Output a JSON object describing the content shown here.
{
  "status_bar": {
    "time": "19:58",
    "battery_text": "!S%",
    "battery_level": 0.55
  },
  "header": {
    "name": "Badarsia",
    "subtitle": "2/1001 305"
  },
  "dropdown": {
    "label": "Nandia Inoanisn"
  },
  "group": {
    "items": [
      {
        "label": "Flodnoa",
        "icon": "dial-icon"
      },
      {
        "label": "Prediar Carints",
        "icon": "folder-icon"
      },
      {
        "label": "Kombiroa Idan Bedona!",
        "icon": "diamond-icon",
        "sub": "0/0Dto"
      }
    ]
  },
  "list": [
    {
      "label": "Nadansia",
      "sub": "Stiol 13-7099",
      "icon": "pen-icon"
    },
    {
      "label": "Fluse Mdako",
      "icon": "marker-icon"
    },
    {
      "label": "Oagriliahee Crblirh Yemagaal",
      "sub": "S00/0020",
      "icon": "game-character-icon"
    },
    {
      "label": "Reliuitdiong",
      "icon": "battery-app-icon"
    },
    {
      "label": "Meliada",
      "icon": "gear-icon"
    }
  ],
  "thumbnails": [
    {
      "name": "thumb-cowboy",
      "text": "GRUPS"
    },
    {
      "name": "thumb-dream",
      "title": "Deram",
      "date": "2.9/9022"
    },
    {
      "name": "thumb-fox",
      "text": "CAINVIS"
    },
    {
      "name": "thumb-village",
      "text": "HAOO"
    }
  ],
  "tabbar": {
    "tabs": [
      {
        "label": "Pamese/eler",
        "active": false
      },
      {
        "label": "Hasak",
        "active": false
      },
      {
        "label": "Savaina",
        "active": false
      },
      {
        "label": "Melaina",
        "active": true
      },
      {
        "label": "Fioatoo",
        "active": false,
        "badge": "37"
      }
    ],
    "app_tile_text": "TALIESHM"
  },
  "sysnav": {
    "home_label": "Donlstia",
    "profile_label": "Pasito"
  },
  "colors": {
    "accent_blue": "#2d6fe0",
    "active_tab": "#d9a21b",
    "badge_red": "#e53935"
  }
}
★ ★ ★
Goal: Here, the records must be output exactly and in full.

Task response:
Output a JSON object describing the content shown here.
{
  "status_bar": {
    "time": "19:58",
    "battery_text": "!S%",
    "battery_level": 0.55
  },
  "header": {
    "name": "Badarsia",
    "subtitle": "2/1001 305"
  },
  "dropdown": {
    "label": "Nandia Inoanisn"
  },
  "group": {
    "items": [
      {
        "label": "Flodnoa",
        "icon": "dial-icon"
      },
      {
        "label": "Prediar Carints",
        "icon": "folder-icon"
      },
      {
        "label": "Kombiroa Idan Bedona!",
        "icon": "diamond-icon",
        "sub": "0/0Dto"
      }
    ]
  },
  "list": [
    {
      "label": "Nadansia",
      "sub": "Stiol 13-7099",
      "icon": "pen-icon"
    },
    {
      "label": "Fluse Mdako",
      "icon": "marker-icon"
    },
    {
      "label": "Oagriliahee Crblirh Yemagaal",
      "sub": "S00/0020",
      "icon": "game-character-icon"
    },
    {
      "label": "Reliuitdiong",
      "icon": "battery-app-icon"
    },
    {
      "label": "Meliada",
      "icon": "gear-icon"
    }
  ],
  "thumbnails": [
    {
      "name": "thumb-cowboy",
      "text": "GRUPS"
    },
    {
      "name": "thumb-dream",
      "title": "Deram",
      "date": "2.9/9022"
    },
    {
      "name": "thumb-fox",
      "text": "CAINVIS"
    },
    {
      "name": "thumb-village",
      "text": "HAOO"
    }
  ],
  "tabbar": {
    "tabs": [
      {
        "label": "Pamese/eler",
        "active": false
      },
      {
        "label": "Hasak",
        "active": false
      },
      {
        "label": "Savaina",
        "active": false
      },
      {
        "label": "Melaina",
        "active": true
      },
      {
        "label": "Fioatoo",
        "active": false,
        "badge": "37"
      }
    ],
    "app_tile_text": "TALIESHM"
  },
  "sysnav": {
    "home_label": "Donlstia",
    "profile_label": "Pasito"
  },
  "colors": {
    "accent_blue": "#2d6fe0",
    "active_tab": "#d9a21b",
    "badge_red": "#e53935"
  }
}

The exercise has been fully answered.